# Extracted material
+-------+
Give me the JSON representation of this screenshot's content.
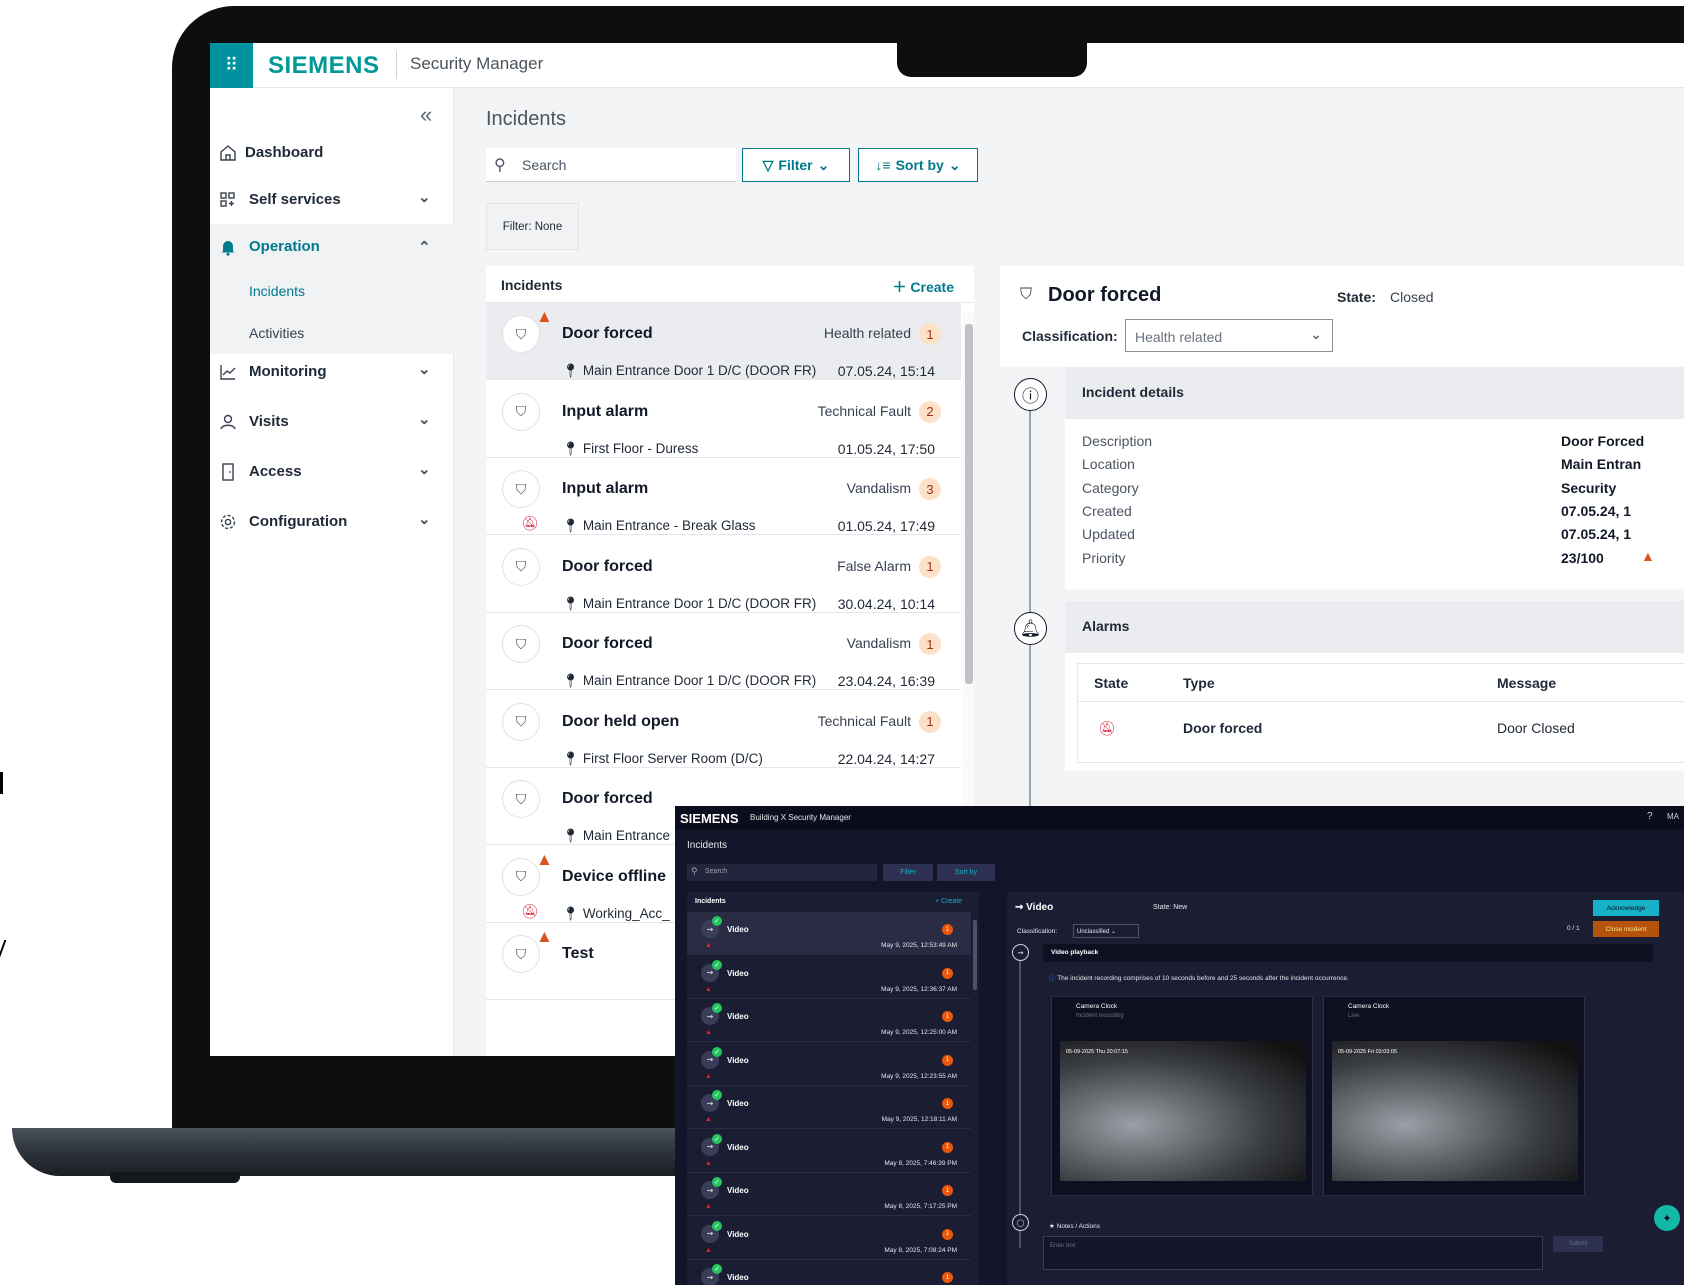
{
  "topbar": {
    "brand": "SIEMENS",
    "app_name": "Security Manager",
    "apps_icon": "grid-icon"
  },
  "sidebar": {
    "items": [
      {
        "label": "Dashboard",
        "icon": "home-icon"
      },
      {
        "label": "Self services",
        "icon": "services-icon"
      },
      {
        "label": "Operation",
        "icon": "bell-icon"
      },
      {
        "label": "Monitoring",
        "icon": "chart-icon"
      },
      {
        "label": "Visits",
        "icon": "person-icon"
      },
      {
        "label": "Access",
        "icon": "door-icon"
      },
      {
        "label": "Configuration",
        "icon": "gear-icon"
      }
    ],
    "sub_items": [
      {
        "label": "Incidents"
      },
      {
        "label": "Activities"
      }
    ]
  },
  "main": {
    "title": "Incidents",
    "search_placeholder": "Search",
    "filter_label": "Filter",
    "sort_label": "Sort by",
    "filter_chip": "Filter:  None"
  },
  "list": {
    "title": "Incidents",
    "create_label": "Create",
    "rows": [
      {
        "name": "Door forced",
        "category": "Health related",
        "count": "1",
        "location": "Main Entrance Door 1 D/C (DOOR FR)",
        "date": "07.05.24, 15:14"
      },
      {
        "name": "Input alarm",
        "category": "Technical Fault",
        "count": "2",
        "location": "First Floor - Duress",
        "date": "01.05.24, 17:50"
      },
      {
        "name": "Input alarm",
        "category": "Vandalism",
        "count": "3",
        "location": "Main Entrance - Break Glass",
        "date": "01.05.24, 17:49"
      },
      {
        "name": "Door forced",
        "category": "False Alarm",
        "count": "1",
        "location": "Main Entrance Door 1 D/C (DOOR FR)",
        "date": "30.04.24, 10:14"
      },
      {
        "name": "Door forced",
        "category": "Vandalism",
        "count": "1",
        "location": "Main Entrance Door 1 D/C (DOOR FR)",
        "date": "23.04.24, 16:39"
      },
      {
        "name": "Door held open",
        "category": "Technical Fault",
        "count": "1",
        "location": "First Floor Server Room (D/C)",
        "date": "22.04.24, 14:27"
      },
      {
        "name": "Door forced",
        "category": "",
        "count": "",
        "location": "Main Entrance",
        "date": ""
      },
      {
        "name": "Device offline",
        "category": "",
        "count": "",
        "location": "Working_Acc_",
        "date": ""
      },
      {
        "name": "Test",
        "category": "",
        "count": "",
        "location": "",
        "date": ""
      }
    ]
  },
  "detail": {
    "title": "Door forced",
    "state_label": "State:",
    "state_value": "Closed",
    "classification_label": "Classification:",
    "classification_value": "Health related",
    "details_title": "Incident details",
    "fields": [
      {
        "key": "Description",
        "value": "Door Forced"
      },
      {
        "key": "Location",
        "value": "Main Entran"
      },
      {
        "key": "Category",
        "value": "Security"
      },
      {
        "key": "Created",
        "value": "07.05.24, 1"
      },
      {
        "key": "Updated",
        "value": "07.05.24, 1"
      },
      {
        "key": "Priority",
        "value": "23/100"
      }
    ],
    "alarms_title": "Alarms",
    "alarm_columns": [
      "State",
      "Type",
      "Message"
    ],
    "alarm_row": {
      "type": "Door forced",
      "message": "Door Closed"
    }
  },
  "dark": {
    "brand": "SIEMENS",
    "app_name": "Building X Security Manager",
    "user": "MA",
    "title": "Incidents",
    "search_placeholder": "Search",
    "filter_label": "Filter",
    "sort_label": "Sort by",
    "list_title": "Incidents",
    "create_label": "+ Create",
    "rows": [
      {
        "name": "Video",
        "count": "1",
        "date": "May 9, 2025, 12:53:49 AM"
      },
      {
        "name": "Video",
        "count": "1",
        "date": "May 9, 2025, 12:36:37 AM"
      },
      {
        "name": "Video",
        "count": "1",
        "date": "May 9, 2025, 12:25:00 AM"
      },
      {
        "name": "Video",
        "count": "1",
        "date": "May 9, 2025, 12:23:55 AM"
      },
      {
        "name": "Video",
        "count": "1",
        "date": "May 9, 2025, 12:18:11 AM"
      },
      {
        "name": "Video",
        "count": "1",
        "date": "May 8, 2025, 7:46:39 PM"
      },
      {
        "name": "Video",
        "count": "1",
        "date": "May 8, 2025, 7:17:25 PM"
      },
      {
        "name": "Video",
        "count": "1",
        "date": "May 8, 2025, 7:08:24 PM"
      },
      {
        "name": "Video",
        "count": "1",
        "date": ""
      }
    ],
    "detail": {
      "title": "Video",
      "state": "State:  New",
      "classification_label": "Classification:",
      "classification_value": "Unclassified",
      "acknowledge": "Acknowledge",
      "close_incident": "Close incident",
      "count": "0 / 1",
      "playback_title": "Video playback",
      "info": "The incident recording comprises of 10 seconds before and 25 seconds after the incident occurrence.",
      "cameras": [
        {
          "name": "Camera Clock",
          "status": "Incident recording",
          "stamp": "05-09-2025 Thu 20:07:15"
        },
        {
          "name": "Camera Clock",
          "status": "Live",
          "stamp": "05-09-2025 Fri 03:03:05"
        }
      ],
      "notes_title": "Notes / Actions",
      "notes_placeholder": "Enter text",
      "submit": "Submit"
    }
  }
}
+-------+
Strip out the pictures and quote the remaining data word for word.

Give me the JSON representation of this screenshot's content.
{
  "topbar": {
    "brand": "SIEMENS",
    "app_name": "Security Manager",
    "apps_icon": "grid-icon"
  },
  "sidebar": {
    "items": [
      {
        "label": "Dashboard",
        "icon": "home-icon"
      },
      {
        "label": "Self services",
        "icon": "services-icon"
      },
      {
        "label": "Operation",
        "icon": "bell-icon"
      },
      {
        "label": "Monitoring",
        "icon": "chart-icon"
      },
      {
        "label": "Visits",
        "icon": "person-icon"
      },
      {
        "label": "Access",
        "icon": "door-icon"
      },
      {
        "label": "Configuration",
        "icon": "gear-icon"
      }
    ],
    "sub_items": [
      {
        "label": "Incidents"
      },
      {
        "label": "Activities"
      }
    ]
  },
  "main": {
    "title": "Incidents",
    "search_placeholder": "Search",
    "filter_label": "Filter",
    "sort_label": "Sort by",
    "filter_chip": "Filter:  None"
  },
  "list": {
    "title": "Incidents",
    "create_label": "Create",
    "rows": [
      {
        "name": "Door forced",
        "category": "Health related",
        "count": "1",
        "location": "Main Entrance Door 1 D/C (DOOR FR)",
        "date": "07.05.24, 15:14"
      },
      {
        "name": "Input alarm",
        "category": "Technical Fault",
        "count": "2",
        "location": "First Floor - Duress",
        "date": "01.05.24, 17:50"
      },
      {
        "name": "Input alarm",
        "category": "Vandalism",
        "count": "3",
        "location": "Main Entrance - Break Glass",
        "date": "01.05.24, 17:49"
      },
      {
        "name": "Door forced",
        "category": "False Alarm",
        "count": "1",
        "location": "Main Entrance Door 1 D/C (DOOR FR)",
        "date": "30.04.24, 10:14"
      },
      {
        "name": "Door forced",
        "category": "Vandalism",
        "count": "1",
        "location": "Main Entrance Door 1 D/C (DOOR FR)",
        "date": "23.04.24, 16:39"
      },
      {
        "name": "Door held open",
        "category": "Technical Fault",
        "count": "1",
        "location": "First Floor Server Room (D/C)",
        "date": "22.04.24, 14:27"
      },
      {
        "name": "Door forced",
        "category": "",
        "count": "",
        "location": "Main Entrance",
        "date": ""
      },
      {
        "name": "Device offline",
        "category": "",
        "count": "",
        "location": "Working_Acc_",
        "date": ""
      },
      {
        "name": "Test",
        "category": "",
        "count": "",
        "location": "",
        "date": ""
      }
    ]
  },
  "detail": {
    "title": "Door forced",
    "state_label": "State:",
    "state_value": "Closed",
    "classification_label": "Classification:",
    "classification_value": "Health related",
    "details_title": "Incident details",
    "fields": [
      {
        "key": "Description",
        "value": "Door Forced"
      },
      {
        "key": "Location",
        "value": "Main Entran"
      },
      {
        "key": "Category",
        "value": "Security"
      },
      {
        "key": "Created",
        "value": "07.05.24, 1"
      },
      {
        "key": "Updated",
        "value": "07.05.24, 1"
      },
      {
        "key": "Priority",
        "value": "23/100"
      }
    ],
    "alarms_title": "Alarms",
    "alarm_columns": [
      "State",
      "Type",
      "Message"
    ],
    "alarm_row": {
      "type": "Door forced",
      "message": "Door Closed"
    }
  },
  "dark": {
    "brand": "SIEMENS",
    "app_name": "Building X Security Manager",
    "user": "MA",
    "title": "Incidents",
    "search_placeholder": "Search",
    "filter_label": "Filter",
    "sort_label": "Sort by",
    "list_title": "Incidents",
    "create_label": "+ Create",
    "rows": [
      {
        "name": "Video",
        "count": "1",
        "date": "May 9, 2025, 12:53:49 AM"
      },
      {
        "name": "Video",
        "count": "1",
        "date": "May 9, 2025, 12:36:37 AM"
      },
      {
        "name": "Video",
        "count": "1",
        "date": "May 9, 2025, 12:25:00 AM"
      },
      {
        "name": "Video",
        "count": "1",
        "date": "May 9, 2025, 12:23:55 AM"
      },
      {
        "name": "Video",
        "count": "1",
        "date": "May 9, 2025, 12:18:11 AM"
      },
      {
        "name": "Video",
        "count": "1",
        "date": "May 8, 2025, 7:46:39 PM"
      },
      {
        "name": "Video",
        "count": "1",
        "date": "May 8, 2025, 7:17:25 PM"
      },
      {
        "name": "Video",
        "count": "1",
        "date": "May 8, 2025, 7:08:24 PM"
      },
      {
        "name": "Video",
        "count": "1",
        "date": ""
      }
    ],
    "detail": {
      "title": "Video",
      "state": "State:  New",
      "classification_label": "Classification:",
      "classification_value": "Unclassified",
      "acknowledge": "Acknowledge",
      "close_incident": "Close incident",
      "count": "0 / 1",
      "playback_title": "Video playback",
      "info": "The incident recording comprises of 10 seconds before and 25 seconds after the incident occurrence.",
      "cameras": [
        {
          "name": "Camera Clock",
          "status": "Incident recording",
          "stamp": "05-09-2025 Thu 20:07:15"
        },
        {
          "name": "Camera Clock",
          "status": "Live",
          "stamp": "05-09-2025 Fri 03:03:05"
        }
      ],
      "notes_title": "Notes / Actions",
      "notes_placeholder": "Enter text",
      "submit": "Submit"
    }
  }
}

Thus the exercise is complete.